MATERIAL SHOWN:
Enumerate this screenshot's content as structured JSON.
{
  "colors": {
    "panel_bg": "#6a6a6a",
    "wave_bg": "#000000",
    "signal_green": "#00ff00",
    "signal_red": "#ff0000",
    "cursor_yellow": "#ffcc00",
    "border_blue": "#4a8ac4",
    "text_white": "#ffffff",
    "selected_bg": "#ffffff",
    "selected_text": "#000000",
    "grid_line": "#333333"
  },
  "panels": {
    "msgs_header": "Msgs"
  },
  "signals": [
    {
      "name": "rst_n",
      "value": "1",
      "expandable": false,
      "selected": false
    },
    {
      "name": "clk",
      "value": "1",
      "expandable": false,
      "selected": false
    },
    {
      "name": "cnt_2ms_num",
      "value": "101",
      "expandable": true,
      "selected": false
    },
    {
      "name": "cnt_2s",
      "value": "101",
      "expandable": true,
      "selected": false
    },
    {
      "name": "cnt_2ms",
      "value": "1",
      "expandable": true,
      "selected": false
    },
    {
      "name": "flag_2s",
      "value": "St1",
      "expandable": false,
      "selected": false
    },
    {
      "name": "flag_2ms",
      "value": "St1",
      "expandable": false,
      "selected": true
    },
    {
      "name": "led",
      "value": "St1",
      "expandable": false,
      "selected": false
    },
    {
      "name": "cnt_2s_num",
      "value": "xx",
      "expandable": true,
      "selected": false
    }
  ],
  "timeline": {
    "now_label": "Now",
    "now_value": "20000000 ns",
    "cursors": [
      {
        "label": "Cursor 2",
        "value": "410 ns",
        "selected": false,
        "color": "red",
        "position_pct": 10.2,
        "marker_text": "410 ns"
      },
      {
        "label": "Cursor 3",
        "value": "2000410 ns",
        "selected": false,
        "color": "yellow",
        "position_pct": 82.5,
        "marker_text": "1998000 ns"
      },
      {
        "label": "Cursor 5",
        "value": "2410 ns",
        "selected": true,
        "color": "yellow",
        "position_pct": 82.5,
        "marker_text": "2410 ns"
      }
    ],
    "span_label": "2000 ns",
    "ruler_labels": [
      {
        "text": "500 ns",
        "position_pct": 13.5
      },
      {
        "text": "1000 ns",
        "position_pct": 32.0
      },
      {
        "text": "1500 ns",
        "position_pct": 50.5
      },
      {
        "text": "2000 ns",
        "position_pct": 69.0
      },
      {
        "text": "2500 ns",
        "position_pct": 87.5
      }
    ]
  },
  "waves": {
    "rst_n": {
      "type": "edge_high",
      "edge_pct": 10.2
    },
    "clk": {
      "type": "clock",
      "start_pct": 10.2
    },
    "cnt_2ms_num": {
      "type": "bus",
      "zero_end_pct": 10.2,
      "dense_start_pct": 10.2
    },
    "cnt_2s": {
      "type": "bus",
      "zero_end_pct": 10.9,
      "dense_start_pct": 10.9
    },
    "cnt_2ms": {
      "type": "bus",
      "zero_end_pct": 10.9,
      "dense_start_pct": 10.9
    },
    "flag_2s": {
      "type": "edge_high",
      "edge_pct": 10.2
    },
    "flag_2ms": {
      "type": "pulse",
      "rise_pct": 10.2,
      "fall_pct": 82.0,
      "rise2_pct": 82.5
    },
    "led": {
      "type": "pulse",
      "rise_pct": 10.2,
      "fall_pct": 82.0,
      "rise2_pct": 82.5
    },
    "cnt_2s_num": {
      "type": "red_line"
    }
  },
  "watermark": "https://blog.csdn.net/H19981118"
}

EXERCISE PROMPT: Make an exact copy of the listing, including every line.

SOLUTION:
Enumerate this screenshot's content as structured JSON.
{
  "colors": {
    "panel_bg": "#6a6a6a",
    "wave_bg": "#000000",
    "signal_green": "#00ff00",
    "signal_red": "#ff0000",
    "cursor_yellow": "#ffcc00",
    "border_blue": "#4a8ac4",
    "text_white": "#ffffff",
    "selected_bg": "#ffffff",
    "selected_text": "#000000",
    "grid_line": "#333333"
  },
  "panels": {
    "msgs_header": "Msgs"
  },
  "signals": [
    {
      "name": "rst_n",
      "value": "1",
      "expandable": false,
      "selected": false
    },
    {
      "name": "clk",
      "value": "1",
      "expandable": false,
      "selected": false
    },
    {
      "name": "cnt_2ms_num",
      "value": "101",
      "expandable": true,
      "selected": false
    },
    {
      "name": "cnt_2s",
      "value": "101",
      "expandable": true,
      "selected": false
    },
    {
      "name": "cnt_2ms",
      "value": "1",
      "expandable": true,
      "selected": false
    },
    {
      "name": "flag_2s",
      "value": "St1",
      "expandable": false,
      "selected": false
    },
    {
      "name": "flag_2ms",
      "value": "St1",
      "expandable": false,
      "selected": true
    },
    {
      "name": "led",
      "value": "St1",
      "expandable": false,
      "selected": false
    },
    {
      "name": "cnt_2s_num",
      "value": "xx",
      "expandable": true,
      "selected": false
    }
  ],
  "timeline": {
    "now_label": "Now",
    "now_value": "20000000 ns",
    "cursors": [
      {
        "label": "Cursor 2",
        "value": "410 ns",
        "selected": false,
        "color": "red",
        "position_pct": 10.2,
        "marker_text": "410 ns"
      },
      {
        "label": "Cursor 3",
        "value": "2000410 ns",
        "selected": false,
        "color": "yellow",
        "position_pct": 82.5,
        "marker_text": "1998000 ns"
      },
      {
        "label": "Cursor 5",
        "value": "2410 ns",
        "selected": true,
        "color": "yellow",
        "position_pct": 82.5,
        "marker_text": "2410 ns"
      }
    ],
    "span_label": "2000 ns",
    "ruler_labels": [
      {
        "text": "500 ns",
        "position_pct": 13.5
      },
      {
        "text": "1000 ns",
        "position_pct": 32.0
      },
      {
        "text": "1500 ns",
        "position_pct": 50.5
      },
      {
        "text": "2000 ns",
        "position_pct": 69.0
      },
      {
        "text": "2500 ns",
        "position_pct": 87.5
      }
    ]
  },
  "waves": {
    "rst_n": {
      "type": "edge_high",
      "edge_pct": 10.2
    },
    "clk": {
      "type": "clock",
      "start_pct": 10.2
    },
    "cnt_2ms_num": {
      "type": "bus",
      "zero_end_pct": 10.2,
      "dense_start_pct": 10.2
    },
    "cnt_2s": {
      "type": "bus",
      "zero_end_pct": 10.9,
      "dense_start_pct": 10.9
    },
    "cnt_2ms": {
      "type": "bus",
      "zero_end_pct": 10.9,
      "dense_start_pct": 10.9
    },
    "flag_2s": {
      "type": "edge_high",
      "edge_pct": 10.2
    },
    "flag_2ms": {
      "type": "pulse",
      "rise_pct": 10.2,
      "fall_pct": 82.0,
      "rise2_pct": 82.5
    },
    "led": {
      "type": "pulse",
      "rise_pct": 10.2,
      "fall_pct": 82.0,
      "rise2_pct": 82.5
    },
    "cnt_2s_num": {
      "type": "red_line"
    }
  },
  "watermark": "https://blog.csdn.net/H19981118"
}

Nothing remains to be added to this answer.